• _Work to complete_:
Reply with one number: the count of lines in the records below that hold "答错不扣分".
• • •
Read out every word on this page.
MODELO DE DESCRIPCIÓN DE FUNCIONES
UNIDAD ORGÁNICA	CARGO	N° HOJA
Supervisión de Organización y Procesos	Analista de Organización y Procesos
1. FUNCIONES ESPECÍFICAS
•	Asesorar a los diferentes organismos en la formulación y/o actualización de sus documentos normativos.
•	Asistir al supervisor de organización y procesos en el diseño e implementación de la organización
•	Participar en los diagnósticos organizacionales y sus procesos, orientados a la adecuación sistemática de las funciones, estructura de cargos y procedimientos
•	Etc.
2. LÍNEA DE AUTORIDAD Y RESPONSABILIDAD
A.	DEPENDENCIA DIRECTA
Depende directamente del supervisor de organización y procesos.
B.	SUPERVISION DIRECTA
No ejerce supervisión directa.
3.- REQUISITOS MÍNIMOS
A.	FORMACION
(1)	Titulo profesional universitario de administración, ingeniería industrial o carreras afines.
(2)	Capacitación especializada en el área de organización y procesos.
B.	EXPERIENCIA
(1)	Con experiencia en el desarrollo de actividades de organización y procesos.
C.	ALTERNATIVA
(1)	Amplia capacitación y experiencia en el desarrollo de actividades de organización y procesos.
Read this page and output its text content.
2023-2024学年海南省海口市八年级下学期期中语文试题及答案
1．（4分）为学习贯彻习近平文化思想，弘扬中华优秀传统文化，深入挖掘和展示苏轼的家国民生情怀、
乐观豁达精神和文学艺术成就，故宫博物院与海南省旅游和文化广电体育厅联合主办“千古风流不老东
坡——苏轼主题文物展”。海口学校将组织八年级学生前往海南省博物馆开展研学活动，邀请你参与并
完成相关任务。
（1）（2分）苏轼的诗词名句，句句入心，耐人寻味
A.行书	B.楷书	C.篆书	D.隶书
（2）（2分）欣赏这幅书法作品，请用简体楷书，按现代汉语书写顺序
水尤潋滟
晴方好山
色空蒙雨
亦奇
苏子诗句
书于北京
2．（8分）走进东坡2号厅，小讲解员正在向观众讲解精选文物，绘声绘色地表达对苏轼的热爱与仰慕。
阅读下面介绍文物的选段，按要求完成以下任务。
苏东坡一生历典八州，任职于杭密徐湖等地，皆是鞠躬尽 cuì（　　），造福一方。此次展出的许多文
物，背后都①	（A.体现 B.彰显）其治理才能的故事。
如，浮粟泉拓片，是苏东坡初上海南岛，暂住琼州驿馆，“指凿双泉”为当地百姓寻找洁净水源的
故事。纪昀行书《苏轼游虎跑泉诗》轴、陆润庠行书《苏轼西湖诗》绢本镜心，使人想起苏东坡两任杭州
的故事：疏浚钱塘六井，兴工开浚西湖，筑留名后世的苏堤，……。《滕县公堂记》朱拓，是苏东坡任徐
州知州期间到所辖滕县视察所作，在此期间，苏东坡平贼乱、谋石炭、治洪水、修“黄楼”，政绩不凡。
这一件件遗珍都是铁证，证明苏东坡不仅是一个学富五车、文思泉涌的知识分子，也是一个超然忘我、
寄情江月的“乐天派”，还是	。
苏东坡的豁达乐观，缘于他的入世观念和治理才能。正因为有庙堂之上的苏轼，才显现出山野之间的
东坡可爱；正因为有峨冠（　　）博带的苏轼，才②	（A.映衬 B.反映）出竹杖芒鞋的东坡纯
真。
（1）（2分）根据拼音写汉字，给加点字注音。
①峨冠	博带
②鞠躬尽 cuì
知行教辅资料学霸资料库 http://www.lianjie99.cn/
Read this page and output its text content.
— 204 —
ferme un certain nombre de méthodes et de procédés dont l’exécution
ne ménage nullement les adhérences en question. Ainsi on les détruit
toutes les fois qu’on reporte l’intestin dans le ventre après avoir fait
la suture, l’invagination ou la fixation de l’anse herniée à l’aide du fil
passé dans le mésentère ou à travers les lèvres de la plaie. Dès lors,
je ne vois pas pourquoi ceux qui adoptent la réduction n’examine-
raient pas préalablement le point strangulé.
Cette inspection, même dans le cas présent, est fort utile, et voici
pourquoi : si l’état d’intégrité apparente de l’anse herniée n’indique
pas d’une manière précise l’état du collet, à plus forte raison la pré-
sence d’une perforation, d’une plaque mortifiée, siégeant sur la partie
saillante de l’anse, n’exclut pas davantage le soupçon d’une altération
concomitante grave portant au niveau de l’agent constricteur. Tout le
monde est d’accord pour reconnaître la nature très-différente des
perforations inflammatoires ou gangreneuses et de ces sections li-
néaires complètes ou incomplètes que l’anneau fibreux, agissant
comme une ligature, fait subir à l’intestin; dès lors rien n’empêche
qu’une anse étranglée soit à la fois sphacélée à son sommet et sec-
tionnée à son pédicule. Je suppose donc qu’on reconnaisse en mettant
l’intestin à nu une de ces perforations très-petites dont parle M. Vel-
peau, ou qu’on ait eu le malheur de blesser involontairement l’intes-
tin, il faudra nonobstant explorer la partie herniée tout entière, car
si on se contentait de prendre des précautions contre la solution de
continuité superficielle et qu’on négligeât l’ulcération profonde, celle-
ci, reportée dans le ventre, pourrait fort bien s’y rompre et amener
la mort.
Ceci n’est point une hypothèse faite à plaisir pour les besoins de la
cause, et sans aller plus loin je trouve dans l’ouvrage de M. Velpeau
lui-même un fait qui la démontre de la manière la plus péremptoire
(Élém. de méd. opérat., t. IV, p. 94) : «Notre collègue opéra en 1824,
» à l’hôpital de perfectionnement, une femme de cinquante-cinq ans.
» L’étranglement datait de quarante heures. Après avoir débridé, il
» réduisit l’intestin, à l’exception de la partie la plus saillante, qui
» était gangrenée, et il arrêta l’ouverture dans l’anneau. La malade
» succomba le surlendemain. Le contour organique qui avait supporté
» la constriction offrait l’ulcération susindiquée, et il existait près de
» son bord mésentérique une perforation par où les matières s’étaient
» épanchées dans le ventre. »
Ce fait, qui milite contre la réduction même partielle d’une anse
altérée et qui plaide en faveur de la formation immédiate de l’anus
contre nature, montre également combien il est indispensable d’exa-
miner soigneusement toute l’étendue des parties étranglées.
• • •
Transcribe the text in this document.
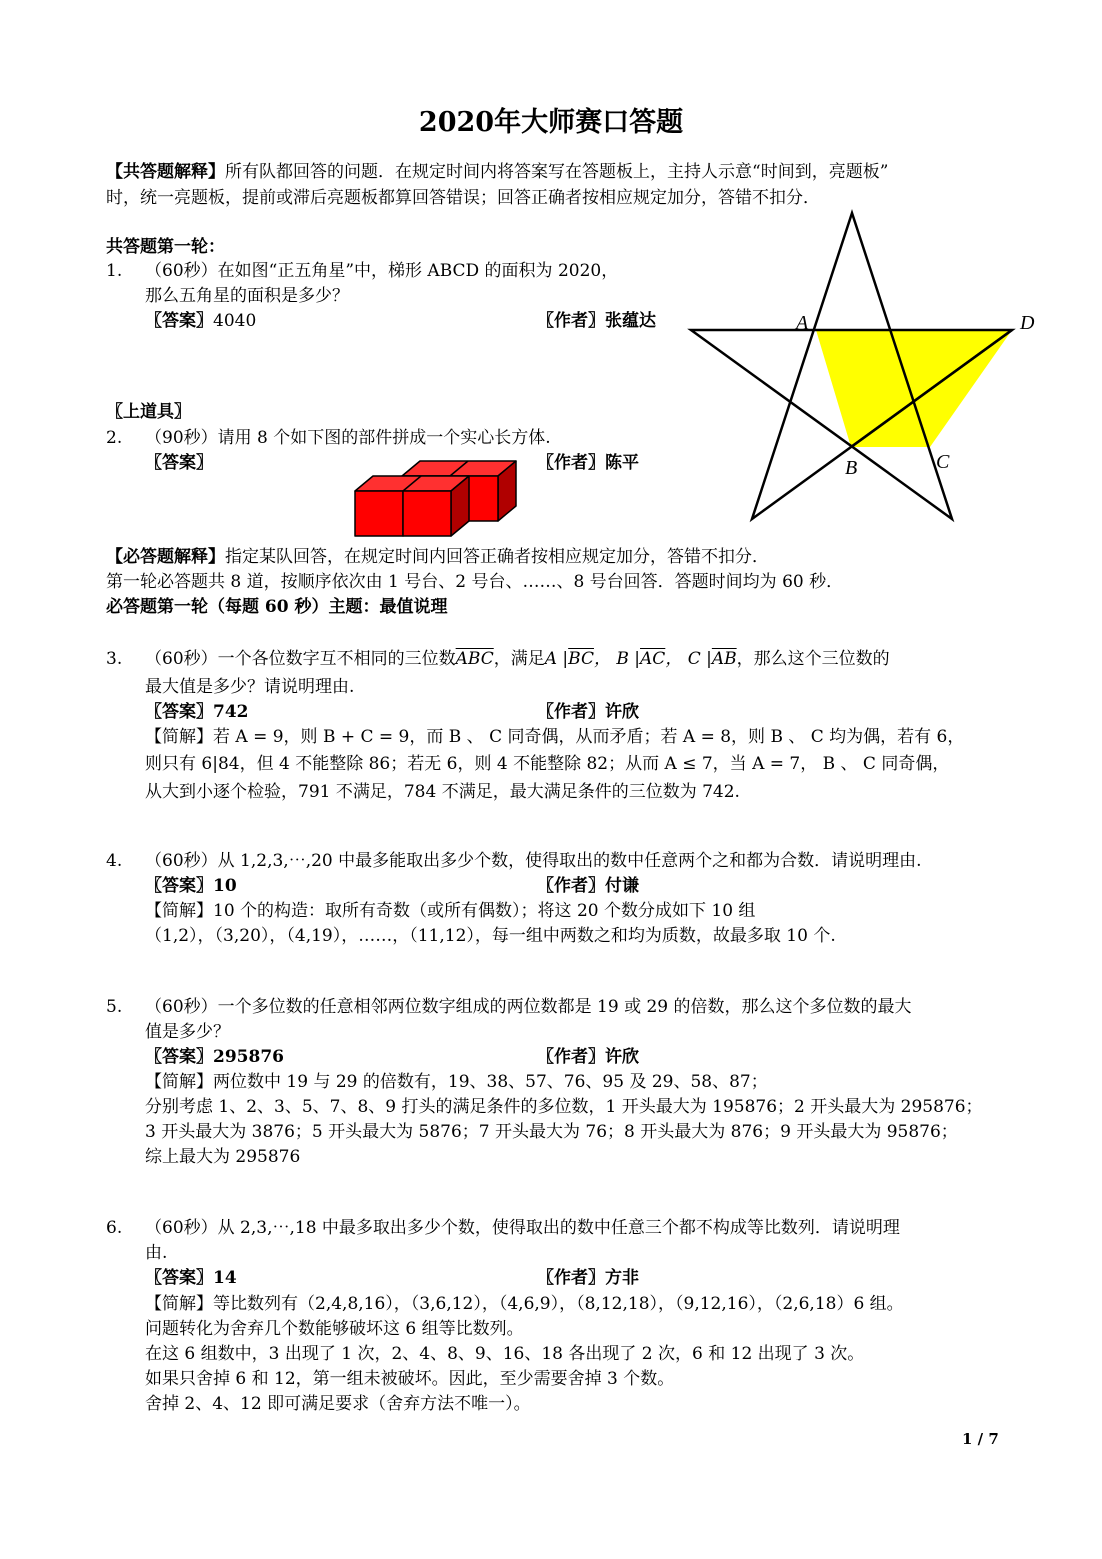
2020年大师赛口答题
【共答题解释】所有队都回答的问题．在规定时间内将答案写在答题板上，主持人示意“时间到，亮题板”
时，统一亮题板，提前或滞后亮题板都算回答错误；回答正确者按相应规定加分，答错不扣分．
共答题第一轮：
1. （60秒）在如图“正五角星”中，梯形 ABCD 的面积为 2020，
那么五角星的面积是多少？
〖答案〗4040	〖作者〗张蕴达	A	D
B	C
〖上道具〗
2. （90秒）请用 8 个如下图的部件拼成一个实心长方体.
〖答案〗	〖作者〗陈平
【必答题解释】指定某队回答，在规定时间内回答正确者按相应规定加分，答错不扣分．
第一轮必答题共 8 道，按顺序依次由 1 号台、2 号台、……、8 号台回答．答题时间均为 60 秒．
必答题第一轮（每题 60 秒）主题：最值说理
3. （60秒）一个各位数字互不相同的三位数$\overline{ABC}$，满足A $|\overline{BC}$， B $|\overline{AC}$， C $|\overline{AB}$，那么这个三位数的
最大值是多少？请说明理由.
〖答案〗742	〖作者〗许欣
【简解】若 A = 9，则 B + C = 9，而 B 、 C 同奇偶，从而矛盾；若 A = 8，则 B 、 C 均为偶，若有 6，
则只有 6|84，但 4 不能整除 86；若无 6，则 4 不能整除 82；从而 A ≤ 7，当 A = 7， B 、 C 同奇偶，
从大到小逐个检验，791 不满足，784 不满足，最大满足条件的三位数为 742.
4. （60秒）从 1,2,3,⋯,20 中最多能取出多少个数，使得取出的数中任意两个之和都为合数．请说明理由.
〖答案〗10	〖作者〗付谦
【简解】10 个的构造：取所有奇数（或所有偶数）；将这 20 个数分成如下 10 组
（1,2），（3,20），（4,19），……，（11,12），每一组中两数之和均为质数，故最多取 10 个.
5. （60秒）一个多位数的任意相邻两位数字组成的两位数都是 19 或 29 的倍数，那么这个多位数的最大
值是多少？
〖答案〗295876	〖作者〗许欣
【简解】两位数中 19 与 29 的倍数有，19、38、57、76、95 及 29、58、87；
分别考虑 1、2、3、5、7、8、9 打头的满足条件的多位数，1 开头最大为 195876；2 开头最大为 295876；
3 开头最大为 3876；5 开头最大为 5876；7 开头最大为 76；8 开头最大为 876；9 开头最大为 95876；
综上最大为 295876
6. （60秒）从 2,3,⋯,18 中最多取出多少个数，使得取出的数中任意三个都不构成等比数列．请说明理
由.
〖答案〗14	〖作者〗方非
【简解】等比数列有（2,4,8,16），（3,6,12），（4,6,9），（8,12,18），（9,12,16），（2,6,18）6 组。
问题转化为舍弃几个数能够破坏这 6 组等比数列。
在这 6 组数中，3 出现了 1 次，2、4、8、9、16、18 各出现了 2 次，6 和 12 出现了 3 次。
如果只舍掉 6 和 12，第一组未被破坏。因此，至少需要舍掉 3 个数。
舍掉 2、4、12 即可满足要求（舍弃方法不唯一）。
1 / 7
• • •
• _Worked answer_:
2